### DATA IN THIS EXERCISE

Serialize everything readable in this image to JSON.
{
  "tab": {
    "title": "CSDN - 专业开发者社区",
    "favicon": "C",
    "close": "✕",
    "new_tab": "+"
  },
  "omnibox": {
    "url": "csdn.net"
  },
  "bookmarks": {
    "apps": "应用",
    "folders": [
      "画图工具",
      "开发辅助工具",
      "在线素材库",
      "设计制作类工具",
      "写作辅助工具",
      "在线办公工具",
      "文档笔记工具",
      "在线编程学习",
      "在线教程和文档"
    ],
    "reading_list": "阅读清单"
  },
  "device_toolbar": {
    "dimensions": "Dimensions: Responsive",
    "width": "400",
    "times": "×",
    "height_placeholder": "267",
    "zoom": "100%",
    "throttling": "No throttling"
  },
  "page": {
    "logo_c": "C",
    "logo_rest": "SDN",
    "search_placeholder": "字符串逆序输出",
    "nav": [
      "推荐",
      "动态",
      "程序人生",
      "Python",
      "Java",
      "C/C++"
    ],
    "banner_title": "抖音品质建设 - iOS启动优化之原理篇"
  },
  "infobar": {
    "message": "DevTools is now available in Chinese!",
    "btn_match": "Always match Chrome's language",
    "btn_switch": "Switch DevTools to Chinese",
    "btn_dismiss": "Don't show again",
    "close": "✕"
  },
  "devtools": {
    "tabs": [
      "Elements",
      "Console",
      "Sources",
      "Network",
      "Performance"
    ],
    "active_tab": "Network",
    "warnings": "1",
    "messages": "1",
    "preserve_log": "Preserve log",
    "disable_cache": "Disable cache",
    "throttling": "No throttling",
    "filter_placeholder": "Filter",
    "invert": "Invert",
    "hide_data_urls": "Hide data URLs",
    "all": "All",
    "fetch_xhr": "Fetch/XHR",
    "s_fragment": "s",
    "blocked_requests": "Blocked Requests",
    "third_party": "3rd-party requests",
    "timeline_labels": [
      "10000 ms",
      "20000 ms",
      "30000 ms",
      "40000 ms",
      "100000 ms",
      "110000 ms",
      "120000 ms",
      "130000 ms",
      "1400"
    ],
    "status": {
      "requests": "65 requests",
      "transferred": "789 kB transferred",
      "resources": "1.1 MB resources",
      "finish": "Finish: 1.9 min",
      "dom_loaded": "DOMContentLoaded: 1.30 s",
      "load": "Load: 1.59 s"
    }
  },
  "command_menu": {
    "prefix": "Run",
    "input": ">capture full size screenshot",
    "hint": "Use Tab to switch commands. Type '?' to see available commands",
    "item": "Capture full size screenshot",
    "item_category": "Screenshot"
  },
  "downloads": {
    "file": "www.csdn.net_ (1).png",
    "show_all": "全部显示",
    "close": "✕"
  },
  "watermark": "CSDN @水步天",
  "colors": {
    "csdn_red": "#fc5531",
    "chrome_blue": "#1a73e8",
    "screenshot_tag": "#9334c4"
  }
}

######
### DATA IN THIS EXERCISE

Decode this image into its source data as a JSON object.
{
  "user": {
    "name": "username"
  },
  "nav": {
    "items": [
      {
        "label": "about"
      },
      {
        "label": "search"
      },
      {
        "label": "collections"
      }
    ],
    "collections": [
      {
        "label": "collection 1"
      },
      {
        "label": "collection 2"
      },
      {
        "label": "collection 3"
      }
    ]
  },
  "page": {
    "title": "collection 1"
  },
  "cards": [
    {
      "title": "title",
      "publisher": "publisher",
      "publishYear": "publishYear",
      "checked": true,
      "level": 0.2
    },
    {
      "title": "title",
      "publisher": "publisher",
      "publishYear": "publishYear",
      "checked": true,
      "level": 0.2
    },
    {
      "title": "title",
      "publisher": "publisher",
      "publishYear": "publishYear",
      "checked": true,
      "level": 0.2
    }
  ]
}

######

• **STATED TASK**
Only the number is wanted: how many lines in the entries above contain the word "size"?

• **TASK SOLUTION**
2